DO THIS:
Copy the lines below exactly as they stand, leaving out the pictures.

DATA SHOWN:
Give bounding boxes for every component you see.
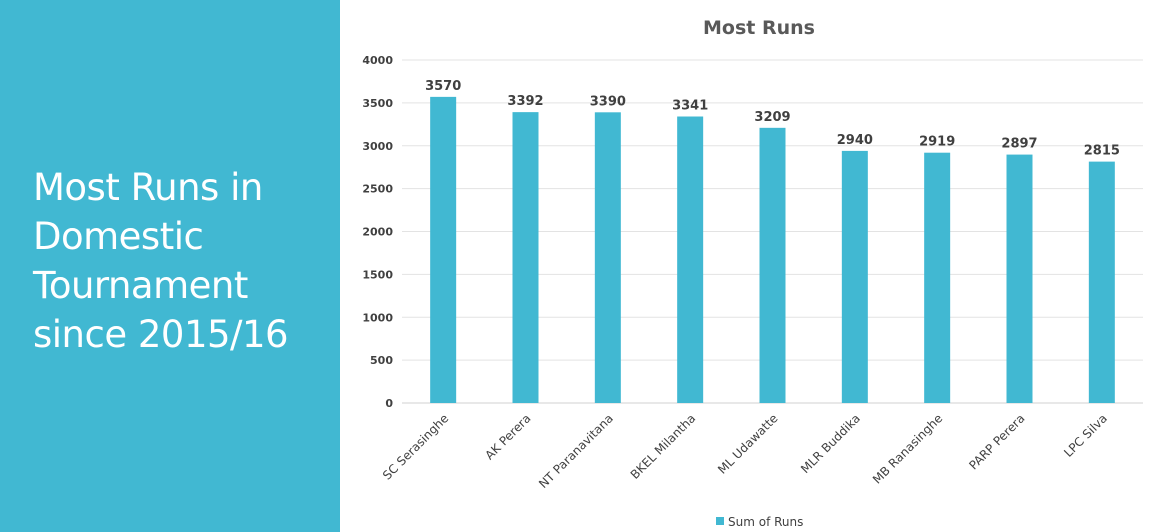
data-label: 3390	[590, 94, 626, 109]
bar	[759, 127, 786, 403]
side-panel: Most Runs in Domestic Tournament since 2…	[0, 0, 340, 532]
bars	[430, 96, 1115, 404]
x-tick-label: SC Serasinghe	[380, 411, 451, 482]
chart-area: Most Runs 0 500 1000 1500 2000 2500 3000 3500 40…	[340, 0, 1159, 532]
data-label: 3209	[754, 110, 790, 125]
y-tick-label: 3500	[362, 97, 393, 110]
data-label: 3570	[425, 79, 461, 94]
data-label: 3341	[672, 99, 708, 114]
bar	[512, 112, 539, 404]
x-tick-label: ML Udawatte	[715, 411, 780, 476]
legend-swatch	[716, 517, 724, 525]
x-tick-label: AK Perera	[482, 411, 533, 462]
x-tick-label: BKEL Milantha	[628, 411, 699, 482]
bar	[1088, 161, 1115, 403]
x-tick-label: PARP Perera	[966, 411, 1027, 472]
bar	[924, 152, 951, 403]
x-axis-ticks: SC Serasinghe AK Perera NT Paranavitana BKE…	[380, 411, 1110, 491]
bar	[677, 116, 704, 403]
bar	[594, 112, 621, 404]
x-tick-label: MB Ranasinghe	[870, 411, 945, 486]
bar	[430, 96, 457, 403]
y-tick-label: 2500	[362, 183, 393, 196]
slide-title: Most Runs in Domestic Tournament since 2…	[33, 166, 289, 356]
data-label: 2919	[919, 135, 955, 150]
x-tick-label: MLR Buddika	[798, 411, 863, 476]
y-tick-label: 3000	[362, 140, 393, 153]
y-tick-label: 500	[370, 354, 393, 367]
x-tick-label: NT Paranavitana	[536, 411, 616, 491]
bar	[1006, 154, 1033, 403]
y-tick-label: 4000	[362, 54, 393, 67]
data-label: 3392	[507, 94, 543, 109]
data-label: 2815	[1084, 144, 1120, 159]
data-labels: 3570 3392 3390 3341 3209 2940 2919 2897 2815	[425, 79, 1120, 159]
data-label: 2940	[837, 133, 873, 148]
x-tick-label: LPC Silva	[1061, 411, 1110, 460]
bar	[841, 150, 868, 403]
y-axis-ticks: 0 500 1000 1500 2000 2500 3000 3500 4000	[362, 54, 393, 410]
bar-chart: Most Runs 0 500 1000 1500 2000 2500 3000 3500 40…	[362, 17, 1143, 529]
y-tick-label: 0	[385, 397, 393, 410]
data-label: 2897	[1001, 137, 1037, 152]
legend: Sum of Runs	[716, 515, 803, 529]
y-tick-label: 1500	[362, 268, 393, 281]
legend-label: Sum of Runs	[728, 515, 803, 529]
y-tick-label: 2000	[362, 226, 393, 239]
chart-title: Most Runs	[703, 17, 815, 39]
y-tick-label: 1000	[362, 311, 393, 324]
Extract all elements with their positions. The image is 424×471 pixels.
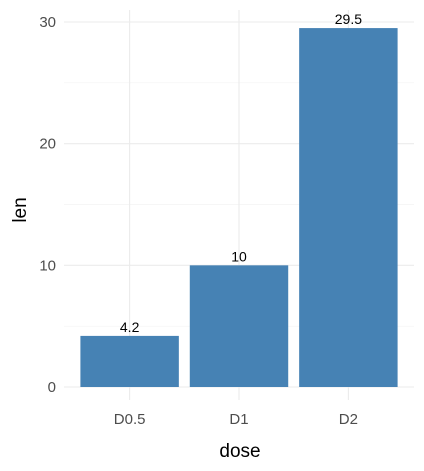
y-axis-title: len: [10, 197, 31, 222]
y-tick-label: 30: [39, 14, 56, 31]
bar-d0-5: [80, 335, 179, 387]
x-axis-title: dose: [219, 441, 260, 462]
y-tick-label: 0: [48, 379, 56, 396]
x-tick-label: D2: [339, 411, 358, 428]
data-labels: 4.2 10 29.5: [120, 11, 362, 335]
x-tick-label: D1: [229, 411, 248, 428]
bars: [80, 28, 398, 387]
bar-d1: [189, 265, 289, 387]
bar-d2: [299, 28, 398, 387]
y-tick-label: 10: [39, 257, 56, 274]
y-tick-label: 20: [39, 136, 56, 153]
data-label: 4.2: [120, 319, 140, 335]
data-label: 10: [231, 248, 247, 264]
data-label: 29.5: [335, 11, 362, 27]
x-axis-ticks: D0.5 D1 D2: [114, 411, 358, 428]
y-axis-ticks: 0 10 20 30: [39, 14, 56, 396]
x-tick-label: D0.5: [114, 411, 146, 428]
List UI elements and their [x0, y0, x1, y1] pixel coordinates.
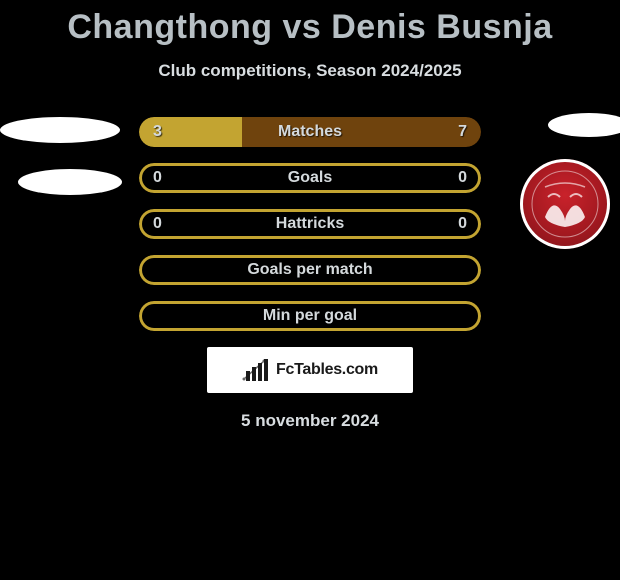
stat-value-left: 3: [153, 123, 162, 141]
stat-row: Min per goal: [139, 301, 481, 331]
subtitle: Club competitions, Season 2024/2025: [0, 61, 620, 81]
stat-value-left: 0: [153, 215, 162, 233]
stat-value-right: 7: [458, 123, 467, 141]
stat-row: 3 7 Matches: [139, 117, 481, 147]
stat-label: Goals per match: [247, 261, 372, 279]
stat-value-right: 0: [458, 169, 467, 187]
player-left-shadow-1: [0, 117, 120, 143]
player-left-shadow-2: [18, 169, 122, 195]
stat-rows-container: 3 7 Matches 0 0 Goals 0 0 Hattricks Goals per mat…: [139, 117, 481, 331]
bars-icon: [242, 359, 270, 381]
stat-value-right: 0: [458, 215, 467, 233]
brand-badge: FcTables.com: [207, 347, 413, 393]
stat-label: Goals: [288, 169, 332, 187]
stat-row: 0 0 Hattricks: [139, 209, 481, 239]
player-right-shadow: [548, 113, 620, 137]
date-text: 5 november 2024: [0, 411, 620, 431]
brand-text: FcTables.com: [276, 361, 378, 379]
page-title: Changthong vs Denis Busnja: [0, 0, 620, 47]
stats-area: 3 7 Matches 0 0 Goals 0 0 Hattricks Goals per mat…: [0, 117, 620, 431]
stat-value-left: 0: [153, 169, 162, 187]
stat-label: Min per goal: [263, 307, 357, 325]
stat-row: 0 0 Goals: [139, 163, 481, 193]
stat-row: Goals per match: [139, 255, 481, 285]
club-crest: [520, 159, 610, 249]
stat-label: Matches: [278, 123, 342, 141]
stat-label: Hattricks: [276, 215, 344, 233]
crest-icon: [530, 169, 600, 239]
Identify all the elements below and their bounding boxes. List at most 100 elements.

IN RESPONSE:
Give bounding boxes for every component you see.
data-label: 3390	[590, 94, 626, 109]
bar	[759, 127, 786, 403]
side-panel: Most Runs in Domestic Tournament since 2…	[0, 0, 340, 532]
bars	[430, 96, 1115, 404]
x-tick-label: SC Serasinghe	[380, 411, 451, 482]
chart-area: Most Runs 0 500 1000 1500 2000 2500 3000 3500 40…	[340, 0, 1159, 532]
data-label: 3209	[754, 110, 790, 125]
y-tick-label: 3500	[362, 97, 393, 110]
data-label: 3570	[425, 79, 461, 94]
data-label: 3341	[672, 99, 708, 114]
bar	[512, 112, 539, 404]
x-tick-label: ML Udawatte	[715, 411, 780, 476]
legend-swatch	[716, 517, 724, 525]
x-tick-label: AK Perera	[482, 411, 533, 462]
x-tick-label: BKEL Milantha	[628, 411, 699, 482]
bar	[1088, 161, 1115, 403]
x-tick-label: PARP Perera	[966, 411, 1027, 472]
bar	[924, 152, 951, 403]
x-axis-ticks: SC Serasinghe AK Perera NT Paranavitana BKE…	[380, 411, 1110, 491]
bar	[677, 116, 704, 403]
bar	[594, 112, 621, 404]
x-tick-label: MB Ranasinghe	[870, 411, 945, 486]
bar	[430, 96, 457, 403]
y-tick-label: 2500	[362, 183, 393, 196]
slide-title: Most Runs in Domestic Tournament since 2…	[33, 166, 289, 356]
data-label: 2919	[919, 135, 955, 150]
x-tick-label: MLR Buddika	[798, 411, 863, 476]
y-tick-label: 3000	[362, 140, 393, 153]
y-tick-label: 500	[370, 354, 393, 367]
x-tick-label: NT Paranavitana	[536, 411, 616, 491]
bar	[1006, 154, 1033, 403]
y-tick-label: 4000	[362, 54, 393, 67]
data-label: 3392	[507, 94, 543, 109]
data-label: 2815	[1084, 144, 1120, 159]
data-labels: 3570 3392 3390 3341 3209 2940 2919 2897 2815	[425, 79, 1120, 159]
data-label: 2940	[837, 133, 873, 148]
x-tick-label: LPC Silva	[1061, 411, 1110, 460]
bar	[841, 150, 868, 403]
y-axis-ticks: 0 500 1000 1500 2000 2500 3000 3500 4000	[362, 54, 393, 410]
bar-chart: Most Runs 0 500 1000 1500 2000 2500 3000 3500 40…	[362, 17, 1143, 529]
y-tick-label: 0	[385, 397, 393, 410]
data-label: 2897	[1001, 137, 1037, 152]
legend: Sum of Runs	[716, 515, 803, 529]
y-tick-label: 1500	[362, 268, 393, 281]
legend-label: Sum of Runs	[728, 515, 803, 529]
y-tick-label: 2000	[362, 226, 393, 239]
chart-title: Most Runs	[703, 17, 815, 39]
y-tick-label: 1000	[362, 311, 393, 324]
Extract all elements with their positions. The image is 424×471 pixels.
y-axis-title: len: [10, 197, 31, 222]
y-tick-label: 30: [39, 14, 56, 31]
bar-d0-5: [80, 335, 179, 387]
x-axis-title: dose: [219, 441, 260, 462]
y-tick-label: 0: [48, 379, 56, 396]
x-tick-label: D2: [339, 411, 358, 428]
data-labels: 4.2 10 29.5: [120, 11, 362, 335]
x-tick-label: D1: [229, 411, 248, 428]
bars: [80, 28, 398, 387]
bar-d1: [189, 265, 289, 387]
bar-d2: [299, 28, 398, 387]
y-tick-label: 10: [39, 257, 56, 274]
y-tick-label: 20: [39, 136, 56, 153]
data-label: 4.2: [120, 319, 140, 335]
data-label: 10: [231, 248, 247, 264]
data-label: 29.5: [335, 11, 362, 27]
x-axis-ticks: D0.5 D1 D2: [114, 411, 358, 428]
y-axis-ticks: 0 10 20 30: [39, 14, 56, 396]
x-tick-label: D0.5: [114, 411, 146, 428]
List UI elements and their [x0, y0, x1, y1] pixel coordinates.
stat-value-left: 3: [153, 123, 162, 141]
stat-row: Min per goal: [139, 301, 481, 331]
subtitle: Club competitions, Season 2024/2025: [0, 61, 620, 81]
stat-value-left: 0: [153, 215, 162, 233]
stat-value-right: 7: [458, 123, 467, 141]
stat-row: 3 7 Matches: [139, 117, 481, 147]
stat-label: Goals per match: [247, 261, 372, 279]
stat-value-right: 0: [458, 169, 467, 187]
player-left-shadow-1: [0, 117, 120, 143]
player-left-shadow-2: [18, 169, 122, 195]
stat-rows-container: 3 7 Matches 0 0 Goals 0 0 Hattricks Goals per mat…: [139, 117, 481, 331]
bars-icon: [242, 359, 270, 381]
stat-value-right: 0: [458, 215, 467, 233]
brand-badge: FcTables.com: [207, 347, 413, 393]
stat-label: Goals: [288, 169, 332, 187]
stat-row: 0 0 Hattricks: [139, 209, 481, 239]
player-right-shadow: [548, 113, 620, 137]
date-text: 5 november 2024: [0, 411, 620, 431]
brand-text: FcTables.com: [276, 361, 378, 379]
page-title: Changthong vs Denis Busnja: [0, 0, 620, 47]
stats-area: 3 7 Matches 0 0 Goals 0 0 Hattricks Goals per mat…: [0, 117, 620, 431]
stat-value-left: 0: [153, 169, 162, 187]
stat-label: Min per goal: [263, 307, 357, 325]
stat-row: 0 0 Goals: [139, 163, 481, 193]
stat-row: Goals per match: [139, 255, 481, 285]
club-crest: [520, 159, 610, 249]
stat-label: Matches: [278, 123, 342, 141]
stat-label: Hattricks: [276, 215, 344, 233]
crest-icon: [530, 169, 600, 239]
Identify all the elements below and their bounding boxes. List at most 100 elements.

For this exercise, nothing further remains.